Instructions to follow: Filter for the word "Percentiles" and keep each matching line.

Records from a collection:
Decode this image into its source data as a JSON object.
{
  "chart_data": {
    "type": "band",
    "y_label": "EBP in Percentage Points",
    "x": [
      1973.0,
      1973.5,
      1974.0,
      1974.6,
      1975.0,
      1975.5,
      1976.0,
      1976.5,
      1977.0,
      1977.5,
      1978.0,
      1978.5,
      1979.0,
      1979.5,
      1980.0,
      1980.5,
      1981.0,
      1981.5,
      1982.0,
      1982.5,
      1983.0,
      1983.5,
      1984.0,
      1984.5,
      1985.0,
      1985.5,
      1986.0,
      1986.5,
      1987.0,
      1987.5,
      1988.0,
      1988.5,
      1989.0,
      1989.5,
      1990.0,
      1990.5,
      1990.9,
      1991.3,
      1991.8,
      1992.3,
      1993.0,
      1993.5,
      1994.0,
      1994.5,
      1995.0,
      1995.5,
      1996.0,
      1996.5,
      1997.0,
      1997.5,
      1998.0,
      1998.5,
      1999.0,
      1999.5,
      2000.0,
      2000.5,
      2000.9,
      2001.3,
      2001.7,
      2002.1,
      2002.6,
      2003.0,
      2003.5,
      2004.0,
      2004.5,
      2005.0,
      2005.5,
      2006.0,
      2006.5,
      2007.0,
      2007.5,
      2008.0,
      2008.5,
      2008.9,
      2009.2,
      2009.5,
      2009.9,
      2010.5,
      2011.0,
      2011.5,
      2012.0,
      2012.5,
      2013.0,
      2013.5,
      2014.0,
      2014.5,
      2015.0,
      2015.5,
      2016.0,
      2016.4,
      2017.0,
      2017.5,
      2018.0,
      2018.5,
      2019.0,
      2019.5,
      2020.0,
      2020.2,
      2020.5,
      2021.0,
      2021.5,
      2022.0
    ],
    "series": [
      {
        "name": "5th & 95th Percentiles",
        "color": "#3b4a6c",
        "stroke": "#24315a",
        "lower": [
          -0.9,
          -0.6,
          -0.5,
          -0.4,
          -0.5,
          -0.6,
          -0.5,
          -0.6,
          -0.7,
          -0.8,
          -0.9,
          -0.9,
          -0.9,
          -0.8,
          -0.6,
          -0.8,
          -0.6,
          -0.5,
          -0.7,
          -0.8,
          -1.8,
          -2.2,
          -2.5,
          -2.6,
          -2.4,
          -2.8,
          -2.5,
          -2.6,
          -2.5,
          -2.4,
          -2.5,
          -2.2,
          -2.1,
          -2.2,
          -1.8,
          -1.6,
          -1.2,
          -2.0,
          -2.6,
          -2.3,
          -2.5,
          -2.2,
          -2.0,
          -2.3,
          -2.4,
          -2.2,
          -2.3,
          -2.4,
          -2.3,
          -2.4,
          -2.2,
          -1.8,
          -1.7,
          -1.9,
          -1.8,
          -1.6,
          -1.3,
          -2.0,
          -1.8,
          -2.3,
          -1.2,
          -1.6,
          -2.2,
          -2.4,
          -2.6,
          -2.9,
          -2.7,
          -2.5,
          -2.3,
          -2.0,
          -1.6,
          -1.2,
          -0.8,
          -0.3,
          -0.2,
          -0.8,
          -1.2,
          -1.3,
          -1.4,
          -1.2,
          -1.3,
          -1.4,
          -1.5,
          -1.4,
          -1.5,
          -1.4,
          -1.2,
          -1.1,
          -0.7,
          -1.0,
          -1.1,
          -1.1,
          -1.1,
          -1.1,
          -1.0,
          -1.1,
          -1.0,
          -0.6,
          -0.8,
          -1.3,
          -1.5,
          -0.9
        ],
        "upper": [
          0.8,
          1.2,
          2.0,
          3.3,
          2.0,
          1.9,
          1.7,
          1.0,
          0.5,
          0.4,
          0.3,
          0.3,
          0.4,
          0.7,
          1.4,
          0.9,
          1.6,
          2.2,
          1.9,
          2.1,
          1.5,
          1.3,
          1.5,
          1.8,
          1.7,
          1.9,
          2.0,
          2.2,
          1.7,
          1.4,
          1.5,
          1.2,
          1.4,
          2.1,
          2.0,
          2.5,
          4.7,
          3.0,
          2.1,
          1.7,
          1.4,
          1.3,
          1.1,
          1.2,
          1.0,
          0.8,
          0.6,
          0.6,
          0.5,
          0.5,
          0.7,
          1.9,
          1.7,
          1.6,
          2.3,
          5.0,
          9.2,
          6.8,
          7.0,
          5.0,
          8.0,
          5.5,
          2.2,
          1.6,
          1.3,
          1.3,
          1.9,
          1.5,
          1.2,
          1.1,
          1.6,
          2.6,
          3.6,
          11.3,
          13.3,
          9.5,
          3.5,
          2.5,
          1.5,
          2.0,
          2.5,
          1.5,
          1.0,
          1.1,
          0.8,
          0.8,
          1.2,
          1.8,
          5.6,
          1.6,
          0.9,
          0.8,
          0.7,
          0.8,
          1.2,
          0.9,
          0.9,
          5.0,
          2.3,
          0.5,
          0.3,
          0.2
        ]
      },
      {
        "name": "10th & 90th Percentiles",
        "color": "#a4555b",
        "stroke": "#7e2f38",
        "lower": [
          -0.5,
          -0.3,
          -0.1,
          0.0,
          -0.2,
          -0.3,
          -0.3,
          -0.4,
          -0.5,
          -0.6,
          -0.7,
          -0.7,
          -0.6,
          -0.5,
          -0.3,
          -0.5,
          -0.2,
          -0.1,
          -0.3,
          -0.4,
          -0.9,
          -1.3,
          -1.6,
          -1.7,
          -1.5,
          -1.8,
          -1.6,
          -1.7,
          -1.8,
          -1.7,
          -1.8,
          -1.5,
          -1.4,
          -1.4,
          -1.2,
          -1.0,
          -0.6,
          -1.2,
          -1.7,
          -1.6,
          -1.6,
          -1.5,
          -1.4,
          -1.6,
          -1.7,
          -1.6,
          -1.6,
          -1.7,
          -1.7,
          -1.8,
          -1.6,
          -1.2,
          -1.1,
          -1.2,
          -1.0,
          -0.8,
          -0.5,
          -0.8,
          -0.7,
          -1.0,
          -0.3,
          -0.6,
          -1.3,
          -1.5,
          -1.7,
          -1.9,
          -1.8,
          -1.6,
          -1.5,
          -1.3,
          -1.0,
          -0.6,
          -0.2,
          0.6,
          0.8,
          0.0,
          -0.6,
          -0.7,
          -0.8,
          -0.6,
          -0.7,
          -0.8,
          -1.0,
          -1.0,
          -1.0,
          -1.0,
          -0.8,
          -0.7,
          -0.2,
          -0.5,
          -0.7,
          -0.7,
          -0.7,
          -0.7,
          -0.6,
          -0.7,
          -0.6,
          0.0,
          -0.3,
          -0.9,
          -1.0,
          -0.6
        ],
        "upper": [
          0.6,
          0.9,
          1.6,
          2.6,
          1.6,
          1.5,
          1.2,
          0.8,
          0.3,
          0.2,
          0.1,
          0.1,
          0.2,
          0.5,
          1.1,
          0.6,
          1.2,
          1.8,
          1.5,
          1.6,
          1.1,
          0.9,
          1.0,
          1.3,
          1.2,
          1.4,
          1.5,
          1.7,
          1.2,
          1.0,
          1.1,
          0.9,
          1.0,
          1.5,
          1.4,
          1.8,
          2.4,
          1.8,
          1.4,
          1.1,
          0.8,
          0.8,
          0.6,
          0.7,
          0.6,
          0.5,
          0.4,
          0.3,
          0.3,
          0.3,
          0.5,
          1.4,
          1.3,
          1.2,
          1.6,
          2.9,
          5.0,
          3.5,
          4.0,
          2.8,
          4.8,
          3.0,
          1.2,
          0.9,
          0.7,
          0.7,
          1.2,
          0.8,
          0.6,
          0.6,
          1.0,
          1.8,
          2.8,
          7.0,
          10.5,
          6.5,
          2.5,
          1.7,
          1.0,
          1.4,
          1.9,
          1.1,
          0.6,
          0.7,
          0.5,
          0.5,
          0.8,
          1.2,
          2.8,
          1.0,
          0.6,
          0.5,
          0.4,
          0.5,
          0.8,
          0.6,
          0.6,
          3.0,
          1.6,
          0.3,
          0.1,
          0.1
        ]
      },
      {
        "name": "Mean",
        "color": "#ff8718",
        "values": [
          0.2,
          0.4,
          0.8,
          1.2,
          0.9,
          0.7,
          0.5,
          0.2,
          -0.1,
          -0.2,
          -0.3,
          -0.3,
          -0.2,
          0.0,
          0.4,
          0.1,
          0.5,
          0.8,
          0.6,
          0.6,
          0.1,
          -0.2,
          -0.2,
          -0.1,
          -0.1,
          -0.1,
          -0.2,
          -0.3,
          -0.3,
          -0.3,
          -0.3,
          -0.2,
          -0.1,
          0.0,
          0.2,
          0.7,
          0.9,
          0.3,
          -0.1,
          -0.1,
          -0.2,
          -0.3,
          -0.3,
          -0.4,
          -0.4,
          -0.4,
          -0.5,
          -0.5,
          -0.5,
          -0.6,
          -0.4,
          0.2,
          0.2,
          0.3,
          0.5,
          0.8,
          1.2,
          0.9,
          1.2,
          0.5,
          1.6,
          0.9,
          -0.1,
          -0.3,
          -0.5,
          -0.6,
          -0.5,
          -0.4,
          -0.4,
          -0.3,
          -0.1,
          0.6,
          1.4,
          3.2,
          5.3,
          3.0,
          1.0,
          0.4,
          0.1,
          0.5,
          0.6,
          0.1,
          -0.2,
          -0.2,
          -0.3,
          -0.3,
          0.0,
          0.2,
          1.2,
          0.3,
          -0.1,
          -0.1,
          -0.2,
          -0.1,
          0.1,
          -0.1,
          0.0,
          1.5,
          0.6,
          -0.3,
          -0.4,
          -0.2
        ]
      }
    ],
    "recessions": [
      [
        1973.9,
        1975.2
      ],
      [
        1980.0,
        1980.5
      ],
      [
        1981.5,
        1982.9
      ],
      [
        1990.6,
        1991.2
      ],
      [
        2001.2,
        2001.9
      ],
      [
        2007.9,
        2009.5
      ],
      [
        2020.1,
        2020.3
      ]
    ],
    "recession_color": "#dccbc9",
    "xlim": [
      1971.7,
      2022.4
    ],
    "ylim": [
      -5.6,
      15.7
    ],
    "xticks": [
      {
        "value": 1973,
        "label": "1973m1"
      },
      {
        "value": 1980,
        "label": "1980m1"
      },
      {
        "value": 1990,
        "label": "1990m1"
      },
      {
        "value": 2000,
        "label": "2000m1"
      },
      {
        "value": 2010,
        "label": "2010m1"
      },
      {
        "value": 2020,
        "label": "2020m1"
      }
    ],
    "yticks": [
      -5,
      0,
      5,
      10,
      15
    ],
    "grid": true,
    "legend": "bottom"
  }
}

Finished exercise:
        "name": "5th & 95th Percentiles",
        "name": "10th & 90th Percentiles",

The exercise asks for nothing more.